▸ Requirements
Select from the records below every line that has the word "ArgSh" in it.

▸ Material supplied
++++++

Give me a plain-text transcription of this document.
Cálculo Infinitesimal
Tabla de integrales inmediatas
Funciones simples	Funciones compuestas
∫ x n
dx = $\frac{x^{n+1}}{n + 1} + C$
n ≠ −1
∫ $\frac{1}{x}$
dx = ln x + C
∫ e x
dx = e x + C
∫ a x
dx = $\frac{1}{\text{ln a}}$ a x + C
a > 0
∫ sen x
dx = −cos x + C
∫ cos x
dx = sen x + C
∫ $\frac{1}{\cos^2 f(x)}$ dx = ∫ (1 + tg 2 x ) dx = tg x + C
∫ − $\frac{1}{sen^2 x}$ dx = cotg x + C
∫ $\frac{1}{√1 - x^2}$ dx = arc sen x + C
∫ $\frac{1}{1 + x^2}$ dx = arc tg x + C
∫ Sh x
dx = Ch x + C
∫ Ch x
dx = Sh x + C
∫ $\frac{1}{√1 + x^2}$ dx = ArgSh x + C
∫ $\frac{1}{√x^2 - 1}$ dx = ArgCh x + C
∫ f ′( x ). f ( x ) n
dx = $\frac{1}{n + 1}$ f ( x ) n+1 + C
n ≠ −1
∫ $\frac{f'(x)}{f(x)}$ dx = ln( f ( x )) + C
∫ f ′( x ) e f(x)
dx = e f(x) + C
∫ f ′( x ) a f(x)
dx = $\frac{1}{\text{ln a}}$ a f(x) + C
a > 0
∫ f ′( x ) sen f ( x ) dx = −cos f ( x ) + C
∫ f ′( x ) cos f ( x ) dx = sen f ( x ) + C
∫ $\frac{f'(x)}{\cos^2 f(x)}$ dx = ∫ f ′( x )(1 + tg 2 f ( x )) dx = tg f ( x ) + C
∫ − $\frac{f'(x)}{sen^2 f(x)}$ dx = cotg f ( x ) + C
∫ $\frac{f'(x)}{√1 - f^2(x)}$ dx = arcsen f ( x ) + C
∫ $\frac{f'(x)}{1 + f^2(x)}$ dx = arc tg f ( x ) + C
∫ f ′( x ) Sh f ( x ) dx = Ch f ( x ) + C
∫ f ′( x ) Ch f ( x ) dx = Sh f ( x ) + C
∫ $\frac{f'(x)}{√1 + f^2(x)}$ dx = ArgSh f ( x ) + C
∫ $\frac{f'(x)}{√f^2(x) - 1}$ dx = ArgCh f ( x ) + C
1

++++++

▸ Answer to this problem
∫ $\frac{1}{√1 + x^2}$ dx = ArgSh x + C
∫ $\frac{f'(x)}{√1 + f^2(x)}$ dx = ArgSh f ( x ) + C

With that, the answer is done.